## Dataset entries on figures
+-------+

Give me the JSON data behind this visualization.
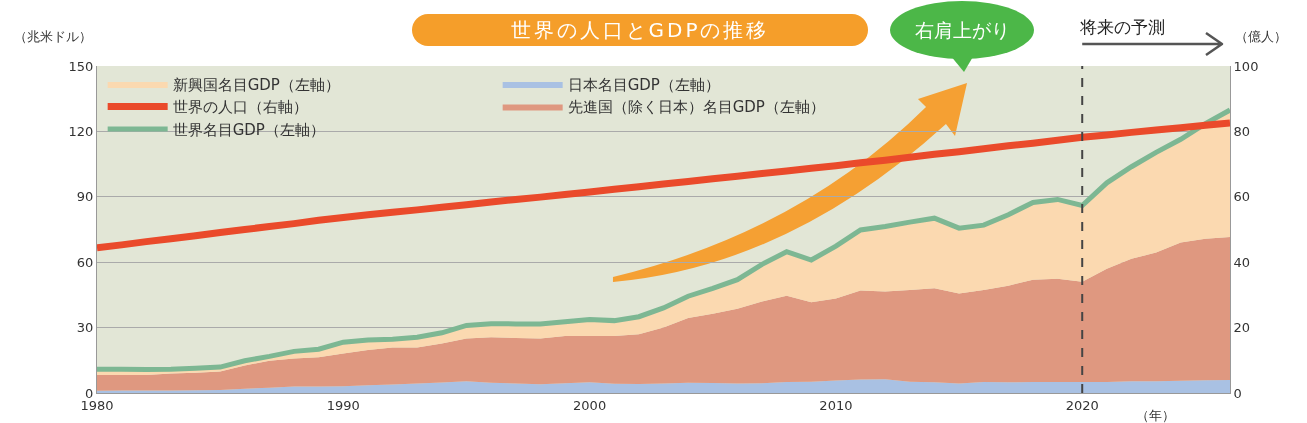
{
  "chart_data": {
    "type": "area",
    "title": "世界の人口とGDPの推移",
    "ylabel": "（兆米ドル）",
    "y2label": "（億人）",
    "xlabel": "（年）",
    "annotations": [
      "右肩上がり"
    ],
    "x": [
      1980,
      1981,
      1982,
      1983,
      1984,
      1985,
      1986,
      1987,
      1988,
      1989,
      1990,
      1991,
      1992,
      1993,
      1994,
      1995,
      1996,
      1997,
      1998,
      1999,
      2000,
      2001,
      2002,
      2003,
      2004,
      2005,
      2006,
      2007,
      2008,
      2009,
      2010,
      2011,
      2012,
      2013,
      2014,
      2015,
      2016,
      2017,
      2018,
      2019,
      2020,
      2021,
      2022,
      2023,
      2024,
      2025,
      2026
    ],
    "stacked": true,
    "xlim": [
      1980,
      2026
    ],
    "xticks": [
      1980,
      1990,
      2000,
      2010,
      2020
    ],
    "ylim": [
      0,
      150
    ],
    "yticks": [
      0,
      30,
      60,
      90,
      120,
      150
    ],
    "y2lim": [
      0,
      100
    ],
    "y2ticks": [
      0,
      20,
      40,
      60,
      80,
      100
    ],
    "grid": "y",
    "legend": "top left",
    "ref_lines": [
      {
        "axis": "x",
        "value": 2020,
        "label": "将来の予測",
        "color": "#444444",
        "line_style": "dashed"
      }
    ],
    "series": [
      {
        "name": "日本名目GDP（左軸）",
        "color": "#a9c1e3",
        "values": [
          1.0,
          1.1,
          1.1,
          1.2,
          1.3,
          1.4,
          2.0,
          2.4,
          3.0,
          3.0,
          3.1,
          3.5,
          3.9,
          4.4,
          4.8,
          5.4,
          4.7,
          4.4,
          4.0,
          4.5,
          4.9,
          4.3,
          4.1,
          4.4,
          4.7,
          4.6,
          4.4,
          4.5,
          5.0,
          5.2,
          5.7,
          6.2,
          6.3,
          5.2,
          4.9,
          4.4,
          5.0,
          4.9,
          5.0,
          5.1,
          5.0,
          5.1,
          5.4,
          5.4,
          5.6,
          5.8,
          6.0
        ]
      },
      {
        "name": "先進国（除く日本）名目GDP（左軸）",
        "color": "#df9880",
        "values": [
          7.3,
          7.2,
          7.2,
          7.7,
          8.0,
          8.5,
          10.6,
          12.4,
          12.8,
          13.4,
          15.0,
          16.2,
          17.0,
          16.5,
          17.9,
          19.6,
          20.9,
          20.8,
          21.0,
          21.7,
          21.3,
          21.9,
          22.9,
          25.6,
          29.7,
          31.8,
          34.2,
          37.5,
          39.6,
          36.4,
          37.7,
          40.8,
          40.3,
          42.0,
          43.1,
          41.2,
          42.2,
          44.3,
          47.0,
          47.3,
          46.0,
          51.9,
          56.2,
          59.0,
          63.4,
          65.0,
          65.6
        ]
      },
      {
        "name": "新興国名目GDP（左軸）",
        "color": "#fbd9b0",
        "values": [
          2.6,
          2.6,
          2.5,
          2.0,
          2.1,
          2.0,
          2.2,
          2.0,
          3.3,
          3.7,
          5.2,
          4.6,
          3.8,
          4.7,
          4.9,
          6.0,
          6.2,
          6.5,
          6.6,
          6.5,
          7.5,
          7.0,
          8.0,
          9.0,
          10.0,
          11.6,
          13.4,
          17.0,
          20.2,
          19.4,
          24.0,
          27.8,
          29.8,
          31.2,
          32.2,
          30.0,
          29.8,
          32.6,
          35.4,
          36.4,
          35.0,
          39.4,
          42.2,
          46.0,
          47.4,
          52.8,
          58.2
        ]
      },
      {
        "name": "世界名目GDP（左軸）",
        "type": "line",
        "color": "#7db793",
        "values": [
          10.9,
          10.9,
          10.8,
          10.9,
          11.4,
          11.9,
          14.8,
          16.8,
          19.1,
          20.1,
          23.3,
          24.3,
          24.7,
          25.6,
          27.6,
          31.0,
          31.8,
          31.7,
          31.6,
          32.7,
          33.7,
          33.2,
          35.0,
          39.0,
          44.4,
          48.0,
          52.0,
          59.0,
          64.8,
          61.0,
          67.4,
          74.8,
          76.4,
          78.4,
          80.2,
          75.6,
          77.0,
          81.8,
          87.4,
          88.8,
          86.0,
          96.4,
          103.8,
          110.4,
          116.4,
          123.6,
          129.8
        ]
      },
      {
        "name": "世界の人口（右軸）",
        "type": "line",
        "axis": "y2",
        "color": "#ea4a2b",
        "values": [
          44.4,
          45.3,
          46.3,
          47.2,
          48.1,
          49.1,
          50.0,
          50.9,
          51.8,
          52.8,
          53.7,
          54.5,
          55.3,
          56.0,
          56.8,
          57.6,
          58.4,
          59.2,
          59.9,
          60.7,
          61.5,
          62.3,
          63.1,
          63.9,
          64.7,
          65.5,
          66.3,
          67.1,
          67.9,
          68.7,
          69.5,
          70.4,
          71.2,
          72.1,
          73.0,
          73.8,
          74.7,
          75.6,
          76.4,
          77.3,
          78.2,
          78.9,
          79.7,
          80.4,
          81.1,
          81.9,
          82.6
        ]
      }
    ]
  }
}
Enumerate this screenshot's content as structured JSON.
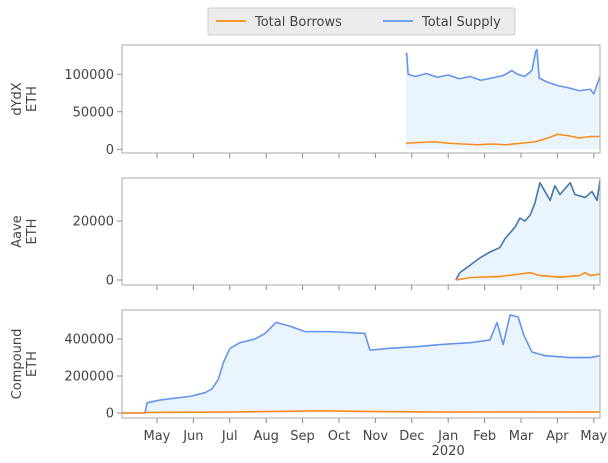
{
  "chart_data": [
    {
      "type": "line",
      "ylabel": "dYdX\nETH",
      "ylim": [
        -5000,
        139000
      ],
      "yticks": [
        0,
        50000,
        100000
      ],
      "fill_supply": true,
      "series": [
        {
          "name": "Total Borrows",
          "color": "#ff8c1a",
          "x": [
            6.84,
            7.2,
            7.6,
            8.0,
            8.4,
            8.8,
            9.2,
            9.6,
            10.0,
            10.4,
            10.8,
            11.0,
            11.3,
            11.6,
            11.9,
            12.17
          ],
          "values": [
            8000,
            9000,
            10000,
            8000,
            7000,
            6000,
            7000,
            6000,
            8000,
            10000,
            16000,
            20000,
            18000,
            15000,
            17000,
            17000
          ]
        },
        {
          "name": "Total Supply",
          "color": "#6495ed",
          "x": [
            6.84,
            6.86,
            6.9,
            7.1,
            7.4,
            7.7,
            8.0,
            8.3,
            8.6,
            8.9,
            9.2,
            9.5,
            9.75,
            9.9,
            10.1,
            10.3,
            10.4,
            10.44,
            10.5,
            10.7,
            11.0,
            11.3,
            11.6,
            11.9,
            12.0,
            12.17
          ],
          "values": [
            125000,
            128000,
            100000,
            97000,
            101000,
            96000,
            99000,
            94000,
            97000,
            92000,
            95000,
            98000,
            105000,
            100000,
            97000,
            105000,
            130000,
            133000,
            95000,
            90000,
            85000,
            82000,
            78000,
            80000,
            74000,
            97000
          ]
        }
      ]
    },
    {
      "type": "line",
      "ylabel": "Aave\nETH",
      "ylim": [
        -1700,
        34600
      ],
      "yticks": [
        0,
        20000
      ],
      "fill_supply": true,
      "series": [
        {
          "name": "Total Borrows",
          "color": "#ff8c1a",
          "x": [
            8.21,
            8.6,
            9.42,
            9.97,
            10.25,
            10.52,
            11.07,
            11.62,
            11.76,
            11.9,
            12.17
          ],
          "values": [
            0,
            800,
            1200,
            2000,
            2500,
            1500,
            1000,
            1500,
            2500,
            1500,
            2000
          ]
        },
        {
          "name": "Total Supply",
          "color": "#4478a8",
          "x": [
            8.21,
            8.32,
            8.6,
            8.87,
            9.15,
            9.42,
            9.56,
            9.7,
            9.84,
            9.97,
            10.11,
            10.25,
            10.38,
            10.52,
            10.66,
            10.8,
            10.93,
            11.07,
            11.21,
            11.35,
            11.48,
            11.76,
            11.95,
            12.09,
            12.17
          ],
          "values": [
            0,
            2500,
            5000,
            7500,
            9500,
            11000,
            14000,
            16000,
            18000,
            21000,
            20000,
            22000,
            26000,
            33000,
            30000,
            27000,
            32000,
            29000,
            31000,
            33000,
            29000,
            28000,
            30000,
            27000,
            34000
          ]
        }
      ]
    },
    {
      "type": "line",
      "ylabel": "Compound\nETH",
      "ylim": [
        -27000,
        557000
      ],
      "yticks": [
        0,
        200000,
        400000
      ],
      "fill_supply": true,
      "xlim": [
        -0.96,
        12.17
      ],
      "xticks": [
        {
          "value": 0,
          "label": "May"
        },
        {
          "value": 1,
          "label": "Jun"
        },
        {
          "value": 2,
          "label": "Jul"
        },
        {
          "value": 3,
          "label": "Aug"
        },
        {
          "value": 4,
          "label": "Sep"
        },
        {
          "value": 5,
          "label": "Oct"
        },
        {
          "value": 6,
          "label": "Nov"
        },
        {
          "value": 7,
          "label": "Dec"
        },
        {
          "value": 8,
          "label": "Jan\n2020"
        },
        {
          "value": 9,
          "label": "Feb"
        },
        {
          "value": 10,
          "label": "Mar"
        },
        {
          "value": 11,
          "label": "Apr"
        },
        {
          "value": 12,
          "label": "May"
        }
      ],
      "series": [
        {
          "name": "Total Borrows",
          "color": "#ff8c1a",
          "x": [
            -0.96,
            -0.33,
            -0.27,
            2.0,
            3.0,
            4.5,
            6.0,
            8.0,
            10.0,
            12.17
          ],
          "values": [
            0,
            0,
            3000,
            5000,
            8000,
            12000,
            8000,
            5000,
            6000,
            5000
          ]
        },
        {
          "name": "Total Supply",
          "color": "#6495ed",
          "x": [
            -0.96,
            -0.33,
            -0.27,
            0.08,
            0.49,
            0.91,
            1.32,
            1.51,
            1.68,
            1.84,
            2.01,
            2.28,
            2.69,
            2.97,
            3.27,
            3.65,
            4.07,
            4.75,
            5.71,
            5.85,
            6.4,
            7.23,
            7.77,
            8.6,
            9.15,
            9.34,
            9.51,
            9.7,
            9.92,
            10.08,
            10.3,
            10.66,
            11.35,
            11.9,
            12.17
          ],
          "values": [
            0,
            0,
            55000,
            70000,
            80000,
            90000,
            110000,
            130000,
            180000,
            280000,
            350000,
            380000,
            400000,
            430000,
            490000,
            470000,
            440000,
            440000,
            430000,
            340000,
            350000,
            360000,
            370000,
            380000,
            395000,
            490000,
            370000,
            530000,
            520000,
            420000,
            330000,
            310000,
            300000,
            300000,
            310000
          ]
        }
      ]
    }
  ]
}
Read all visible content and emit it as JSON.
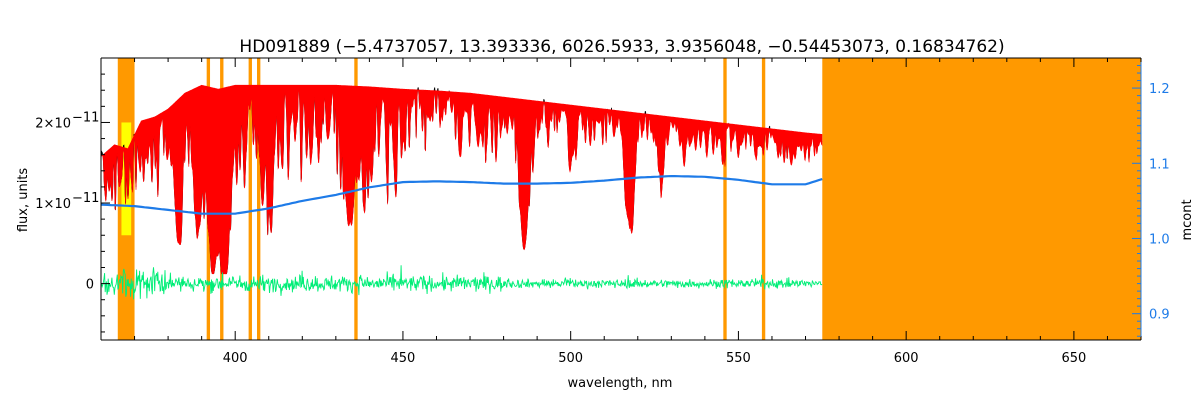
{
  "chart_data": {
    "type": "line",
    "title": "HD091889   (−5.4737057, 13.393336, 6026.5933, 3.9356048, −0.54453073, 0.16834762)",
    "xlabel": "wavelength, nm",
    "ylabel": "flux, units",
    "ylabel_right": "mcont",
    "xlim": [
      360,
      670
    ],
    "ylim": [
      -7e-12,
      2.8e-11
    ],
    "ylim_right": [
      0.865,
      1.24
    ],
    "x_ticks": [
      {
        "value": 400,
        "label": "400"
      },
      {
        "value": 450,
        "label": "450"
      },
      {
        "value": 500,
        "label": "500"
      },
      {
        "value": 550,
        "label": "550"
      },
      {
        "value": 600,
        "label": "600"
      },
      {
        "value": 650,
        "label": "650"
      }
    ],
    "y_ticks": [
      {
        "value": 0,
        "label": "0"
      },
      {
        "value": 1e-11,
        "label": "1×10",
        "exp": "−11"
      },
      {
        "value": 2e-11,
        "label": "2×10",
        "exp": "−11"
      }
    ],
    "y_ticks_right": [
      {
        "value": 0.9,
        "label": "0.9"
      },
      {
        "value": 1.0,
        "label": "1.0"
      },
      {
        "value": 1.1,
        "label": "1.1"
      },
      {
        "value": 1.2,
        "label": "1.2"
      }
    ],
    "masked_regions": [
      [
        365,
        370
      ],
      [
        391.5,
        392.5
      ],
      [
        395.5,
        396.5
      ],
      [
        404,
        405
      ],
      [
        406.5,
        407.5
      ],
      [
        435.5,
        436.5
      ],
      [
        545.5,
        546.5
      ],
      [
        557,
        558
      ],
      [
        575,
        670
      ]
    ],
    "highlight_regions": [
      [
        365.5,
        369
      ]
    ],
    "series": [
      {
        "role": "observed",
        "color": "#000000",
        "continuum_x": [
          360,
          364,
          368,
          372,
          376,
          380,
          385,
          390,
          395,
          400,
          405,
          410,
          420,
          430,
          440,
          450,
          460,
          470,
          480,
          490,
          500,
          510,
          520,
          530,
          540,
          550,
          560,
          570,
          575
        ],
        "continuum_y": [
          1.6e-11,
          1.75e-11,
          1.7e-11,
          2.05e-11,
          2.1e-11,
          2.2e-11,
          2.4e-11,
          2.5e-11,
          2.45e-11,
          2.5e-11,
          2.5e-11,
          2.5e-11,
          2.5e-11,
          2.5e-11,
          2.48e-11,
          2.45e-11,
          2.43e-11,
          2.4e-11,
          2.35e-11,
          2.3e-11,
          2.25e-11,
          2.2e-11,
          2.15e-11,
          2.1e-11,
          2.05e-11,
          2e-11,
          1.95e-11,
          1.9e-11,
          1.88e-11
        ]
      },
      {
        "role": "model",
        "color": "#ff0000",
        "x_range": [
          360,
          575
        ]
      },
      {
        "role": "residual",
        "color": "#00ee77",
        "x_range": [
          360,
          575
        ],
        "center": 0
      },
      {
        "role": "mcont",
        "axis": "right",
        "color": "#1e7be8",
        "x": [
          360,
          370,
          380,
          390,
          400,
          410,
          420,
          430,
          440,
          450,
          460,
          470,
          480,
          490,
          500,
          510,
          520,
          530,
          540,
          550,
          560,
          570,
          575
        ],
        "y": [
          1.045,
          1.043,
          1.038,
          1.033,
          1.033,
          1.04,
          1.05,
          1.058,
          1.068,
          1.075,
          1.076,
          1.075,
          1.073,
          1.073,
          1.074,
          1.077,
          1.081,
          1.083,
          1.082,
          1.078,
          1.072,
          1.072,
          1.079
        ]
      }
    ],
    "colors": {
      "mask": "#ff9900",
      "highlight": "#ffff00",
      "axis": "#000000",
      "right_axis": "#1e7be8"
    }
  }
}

+-------+

## What this task involves
Go through the listing above and locate each line that holds the word "title". Copy those lines.

## Full output
    "title": "世界の人口とGDPの推移",
    "title": "HD091889   (−5.4737057, 13.393336, 6026.5933, 3.9356048, −0.54453073, 0.16834762)",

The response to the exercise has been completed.